- RECORDS
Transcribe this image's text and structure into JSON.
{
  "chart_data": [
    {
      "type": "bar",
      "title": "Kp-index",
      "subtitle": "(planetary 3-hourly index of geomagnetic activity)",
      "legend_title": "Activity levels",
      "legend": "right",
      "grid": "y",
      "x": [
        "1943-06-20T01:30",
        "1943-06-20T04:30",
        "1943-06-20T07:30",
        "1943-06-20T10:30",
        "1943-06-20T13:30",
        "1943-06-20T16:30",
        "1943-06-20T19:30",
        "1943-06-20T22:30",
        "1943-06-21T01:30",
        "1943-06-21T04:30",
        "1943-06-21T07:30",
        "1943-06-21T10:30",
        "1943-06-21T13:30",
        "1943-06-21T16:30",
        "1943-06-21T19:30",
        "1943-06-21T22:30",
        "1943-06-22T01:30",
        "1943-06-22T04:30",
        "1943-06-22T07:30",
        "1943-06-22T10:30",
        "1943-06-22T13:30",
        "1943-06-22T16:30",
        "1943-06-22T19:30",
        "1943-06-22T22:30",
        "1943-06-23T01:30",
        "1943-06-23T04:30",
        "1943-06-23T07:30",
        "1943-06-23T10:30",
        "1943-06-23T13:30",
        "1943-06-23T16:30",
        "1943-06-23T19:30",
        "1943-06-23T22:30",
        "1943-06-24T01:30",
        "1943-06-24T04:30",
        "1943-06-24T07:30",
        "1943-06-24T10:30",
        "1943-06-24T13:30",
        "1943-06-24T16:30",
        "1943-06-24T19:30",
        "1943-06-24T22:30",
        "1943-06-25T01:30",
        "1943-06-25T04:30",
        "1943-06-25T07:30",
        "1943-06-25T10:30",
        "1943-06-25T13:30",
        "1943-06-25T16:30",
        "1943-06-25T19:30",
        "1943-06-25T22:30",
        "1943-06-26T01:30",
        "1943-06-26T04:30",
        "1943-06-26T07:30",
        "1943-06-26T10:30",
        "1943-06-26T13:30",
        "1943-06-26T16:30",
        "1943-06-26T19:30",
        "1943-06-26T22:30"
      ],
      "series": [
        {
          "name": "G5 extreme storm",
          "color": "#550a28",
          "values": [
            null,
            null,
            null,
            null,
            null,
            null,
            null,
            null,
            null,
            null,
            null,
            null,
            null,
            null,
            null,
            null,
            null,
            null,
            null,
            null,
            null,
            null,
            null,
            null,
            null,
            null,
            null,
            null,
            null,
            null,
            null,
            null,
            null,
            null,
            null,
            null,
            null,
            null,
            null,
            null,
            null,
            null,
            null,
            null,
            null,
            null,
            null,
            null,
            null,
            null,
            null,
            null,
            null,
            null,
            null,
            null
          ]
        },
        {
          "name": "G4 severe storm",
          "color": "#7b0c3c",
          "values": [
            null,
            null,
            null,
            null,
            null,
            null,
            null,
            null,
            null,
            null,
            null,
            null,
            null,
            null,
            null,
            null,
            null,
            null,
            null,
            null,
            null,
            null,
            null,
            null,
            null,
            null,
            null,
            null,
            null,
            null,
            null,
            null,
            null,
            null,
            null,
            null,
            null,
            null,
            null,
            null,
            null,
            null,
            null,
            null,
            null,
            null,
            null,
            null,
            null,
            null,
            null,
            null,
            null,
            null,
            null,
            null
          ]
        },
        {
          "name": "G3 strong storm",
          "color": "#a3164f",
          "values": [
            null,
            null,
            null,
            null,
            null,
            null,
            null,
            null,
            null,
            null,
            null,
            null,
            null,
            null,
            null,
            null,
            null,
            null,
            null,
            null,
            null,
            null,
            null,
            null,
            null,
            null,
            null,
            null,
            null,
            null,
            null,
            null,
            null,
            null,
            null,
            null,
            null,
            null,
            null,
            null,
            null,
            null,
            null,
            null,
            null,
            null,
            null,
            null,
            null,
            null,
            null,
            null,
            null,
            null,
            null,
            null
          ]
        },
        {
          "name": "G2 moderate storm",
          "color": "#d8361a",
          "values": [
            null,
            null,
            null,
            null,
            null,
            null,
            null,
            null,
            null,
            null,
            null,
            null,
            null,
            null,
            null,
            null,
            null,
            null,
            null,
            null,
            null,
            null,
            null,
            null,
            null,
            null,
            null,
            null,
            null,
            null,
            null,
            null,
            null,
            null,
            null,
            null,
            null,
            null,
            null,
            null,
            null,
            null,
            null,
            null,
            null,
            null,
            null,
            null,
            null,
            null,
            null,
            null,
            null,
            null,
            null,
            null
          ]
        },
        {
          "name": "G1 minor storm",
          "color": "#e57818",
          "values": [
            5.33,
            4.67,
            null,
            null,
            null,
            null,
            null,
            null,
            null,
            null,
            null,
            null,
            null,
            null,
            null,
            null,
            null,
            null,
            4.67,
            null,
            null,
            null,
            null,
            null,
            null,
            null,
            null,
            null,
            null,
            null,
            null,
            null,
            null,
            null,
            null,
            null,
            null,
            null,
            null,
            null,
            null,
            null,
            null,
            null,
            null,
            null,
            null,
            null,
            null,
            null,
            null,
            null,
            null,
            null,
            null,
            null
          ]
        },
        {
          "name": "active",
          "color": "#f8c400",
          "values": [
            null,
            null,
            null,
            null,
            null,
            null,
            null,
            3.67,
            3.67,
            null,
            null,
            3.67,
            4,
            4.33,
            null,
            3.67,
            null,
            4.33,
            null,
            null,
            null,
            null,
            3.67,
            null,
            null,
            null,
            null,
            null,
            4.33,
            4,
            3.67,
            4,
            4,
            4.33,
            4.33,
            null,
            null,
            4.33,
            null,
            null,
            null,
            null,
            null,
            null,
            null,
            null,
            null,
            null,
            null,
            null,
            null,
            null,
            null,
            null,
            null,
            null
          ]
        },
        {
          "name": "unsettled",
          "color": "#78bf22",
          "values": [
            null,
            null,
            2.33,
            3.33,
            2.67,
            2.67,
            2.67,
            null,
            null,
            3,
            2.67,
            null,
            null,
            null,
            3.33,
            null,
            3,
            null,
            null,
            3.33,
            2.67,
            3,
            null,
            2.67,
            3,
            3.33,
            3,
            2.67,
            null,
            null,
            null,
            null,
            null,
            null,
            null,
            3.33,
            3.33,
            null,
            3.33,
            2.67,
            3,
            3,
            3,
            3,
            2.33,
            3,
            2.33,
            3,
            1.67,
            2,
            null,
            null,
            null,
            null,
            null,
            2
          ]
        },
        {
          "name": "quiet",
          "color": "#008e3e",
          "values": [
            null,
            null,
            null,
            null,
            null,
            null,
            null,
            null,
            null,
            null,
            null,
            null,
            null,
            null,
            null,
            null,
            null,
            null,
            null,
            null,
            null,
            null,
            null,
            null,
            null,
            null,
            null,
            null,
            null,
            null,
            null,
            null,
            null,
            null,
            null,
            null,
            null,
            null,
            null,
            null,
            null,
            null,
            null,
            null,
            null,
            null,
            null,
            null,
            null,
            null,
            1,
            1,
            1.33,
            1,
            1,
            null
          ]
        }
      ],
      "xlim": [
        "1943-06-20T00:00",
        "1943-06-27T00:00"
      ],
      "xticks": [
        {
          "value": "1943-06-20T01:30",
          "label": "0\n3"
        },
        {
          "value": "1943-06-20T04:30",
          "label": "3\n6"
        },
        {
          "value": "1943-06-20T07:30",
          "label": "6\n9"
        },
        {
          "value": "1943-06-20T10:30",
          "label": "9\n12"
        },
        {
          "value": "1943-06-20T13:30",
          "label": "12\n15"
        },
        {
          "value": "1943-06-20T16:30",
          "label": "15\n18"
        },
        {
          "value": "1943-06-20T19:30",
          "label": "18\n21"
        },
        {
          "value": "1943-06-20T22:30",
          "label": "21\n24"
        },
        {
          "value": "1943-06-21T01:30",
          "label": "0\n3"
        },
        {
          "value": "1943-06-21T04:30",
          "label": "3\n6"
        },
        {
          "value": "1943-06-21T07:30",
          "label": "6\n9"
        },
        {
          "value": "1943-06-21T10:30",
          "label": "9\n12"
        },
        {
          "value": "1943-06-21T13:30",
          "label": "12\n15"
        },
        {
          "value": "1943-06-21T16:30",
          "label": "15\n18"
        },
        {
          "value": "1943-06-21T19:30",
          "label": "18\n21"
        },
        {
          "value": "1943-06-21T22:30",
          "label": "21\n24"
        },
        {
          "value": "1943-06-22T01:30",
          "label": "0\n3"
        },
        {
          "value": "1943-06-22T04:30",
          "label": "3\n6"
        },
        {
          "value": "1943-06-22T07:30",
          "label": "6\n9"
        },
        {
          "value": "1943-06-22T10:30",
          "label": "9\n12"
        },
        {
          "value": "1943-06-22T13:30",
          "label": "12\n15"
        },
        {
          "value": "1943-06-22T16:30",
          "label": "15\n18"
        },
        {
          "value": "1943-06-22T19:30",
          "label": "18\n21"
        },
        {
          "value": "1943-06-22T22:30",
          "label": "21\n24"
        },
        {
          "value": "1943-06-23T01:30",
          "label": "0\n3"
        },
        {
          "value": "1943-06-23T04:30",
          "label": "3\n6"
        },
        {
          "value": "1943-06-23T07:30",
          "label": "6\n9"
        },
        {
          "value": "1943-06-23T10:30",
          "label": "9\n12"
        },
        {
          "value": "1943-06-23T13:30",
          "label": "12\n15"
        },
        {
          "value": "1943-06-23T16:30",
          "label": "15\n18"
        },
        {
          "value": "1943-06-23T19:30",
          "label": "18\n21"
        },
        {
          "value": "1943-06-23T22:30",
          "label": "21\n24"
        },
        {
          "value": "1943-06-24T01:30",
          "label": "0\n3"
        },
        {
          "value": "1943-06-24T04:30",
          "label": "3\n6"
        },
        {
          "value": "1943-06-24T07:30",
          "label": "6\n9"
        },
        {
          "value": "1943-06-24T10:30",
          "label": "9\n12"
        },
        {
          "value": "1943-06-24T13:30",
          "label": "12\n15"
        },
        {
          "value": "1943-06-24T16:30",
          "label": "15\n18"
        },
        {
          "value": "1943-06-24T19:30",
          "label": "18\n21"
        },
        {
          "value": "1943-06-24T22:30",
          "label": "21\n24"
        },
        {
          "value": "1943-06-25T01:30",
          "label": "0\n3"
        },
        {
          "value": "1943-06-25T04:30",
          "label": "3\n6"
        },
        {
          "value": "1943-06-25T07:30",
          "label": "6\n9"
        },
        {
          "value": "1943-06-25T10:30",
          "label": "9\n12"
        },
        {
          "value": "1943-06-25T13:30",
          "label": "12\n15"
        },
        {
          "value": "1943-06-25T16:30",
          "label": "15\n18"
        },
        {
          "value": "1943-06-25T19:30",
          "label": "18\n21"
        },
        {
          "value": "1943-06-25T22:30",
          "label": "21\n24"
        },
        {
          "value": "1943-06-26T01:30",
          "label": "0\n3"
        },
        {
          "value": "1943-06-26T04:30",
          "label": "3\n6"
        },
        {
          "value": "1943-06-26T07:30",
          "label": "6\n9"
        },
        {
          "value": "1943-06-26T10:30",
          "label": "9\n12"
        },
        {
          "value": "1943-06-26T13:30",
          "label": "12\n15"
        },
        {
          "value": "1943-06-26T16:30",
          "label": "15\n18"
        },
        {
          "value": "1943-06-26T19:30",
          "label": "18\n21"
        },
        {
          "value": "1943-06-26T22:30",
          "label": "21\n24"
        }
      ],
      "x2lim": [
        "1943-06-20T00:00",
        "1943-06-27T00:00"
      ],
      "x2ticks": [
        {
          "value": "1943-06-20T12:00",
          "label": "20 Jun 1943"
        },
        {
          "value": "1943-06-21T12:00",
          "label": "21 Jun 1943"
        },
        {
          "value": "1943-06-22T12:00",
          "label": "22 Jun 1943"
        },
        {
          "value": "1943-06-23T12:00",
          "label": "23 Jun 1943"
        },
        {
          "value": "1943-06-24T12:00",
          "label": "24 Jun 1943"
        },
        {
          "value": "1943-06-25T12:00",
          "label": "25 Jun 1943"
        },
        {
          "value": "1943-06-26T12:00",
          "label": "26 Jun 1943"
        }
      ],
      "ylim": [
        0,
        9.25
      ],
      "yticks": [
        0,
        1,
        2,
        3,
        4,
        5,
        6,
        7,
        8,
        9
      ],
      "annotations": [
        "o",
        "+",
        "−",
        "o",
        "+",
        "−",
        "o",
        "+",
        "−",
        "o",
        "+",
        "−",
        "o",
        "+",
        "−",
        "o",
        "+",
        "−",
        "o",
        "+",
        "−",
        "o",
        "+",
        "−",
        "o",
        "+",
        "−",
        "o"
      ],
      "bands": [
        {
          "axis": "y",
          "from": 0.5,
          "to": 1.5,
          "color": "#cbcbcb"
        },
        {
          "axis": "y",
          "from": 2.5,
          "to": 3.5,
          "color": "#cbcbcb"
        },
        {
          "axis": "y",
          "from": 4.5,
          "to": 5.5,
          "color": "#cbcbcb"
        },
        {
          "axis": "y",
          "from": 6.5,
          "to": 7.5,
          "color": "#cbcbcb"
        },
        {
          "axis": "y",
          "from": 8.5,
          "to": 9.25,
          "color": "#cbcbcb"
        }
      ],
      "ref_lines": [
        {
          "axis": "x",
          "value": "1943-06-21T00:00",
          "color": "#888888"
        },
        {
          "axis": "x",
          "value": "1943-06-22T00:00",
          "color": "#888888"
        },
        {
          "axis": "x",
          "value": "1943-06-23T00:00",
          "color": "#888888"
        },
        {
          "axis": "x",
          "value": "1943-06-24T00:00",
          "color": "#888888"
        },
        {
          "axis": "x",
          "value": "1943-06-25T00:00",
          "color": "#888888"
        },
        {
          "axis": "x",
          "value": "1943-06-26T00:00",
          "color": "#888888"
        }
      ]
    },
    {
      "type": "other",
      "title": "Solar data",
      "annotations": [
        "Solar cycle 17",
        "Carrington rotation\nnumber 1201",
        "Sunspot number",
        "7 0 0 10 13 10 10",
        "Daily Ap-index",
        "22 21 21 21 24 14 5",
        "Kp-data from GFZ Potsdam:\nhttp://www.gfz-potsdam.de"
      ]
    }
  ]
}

- DIRECTIONS
In the listing, find every line containing the word "storm" and list it.

- FULL RESPONSE
          "name": "G5 extreme storm",
          "name": "G4 severe storm",
          "name": "G3 strong storm",
          "name": "G2 moderate storm",
          "name": "G1 minor storm",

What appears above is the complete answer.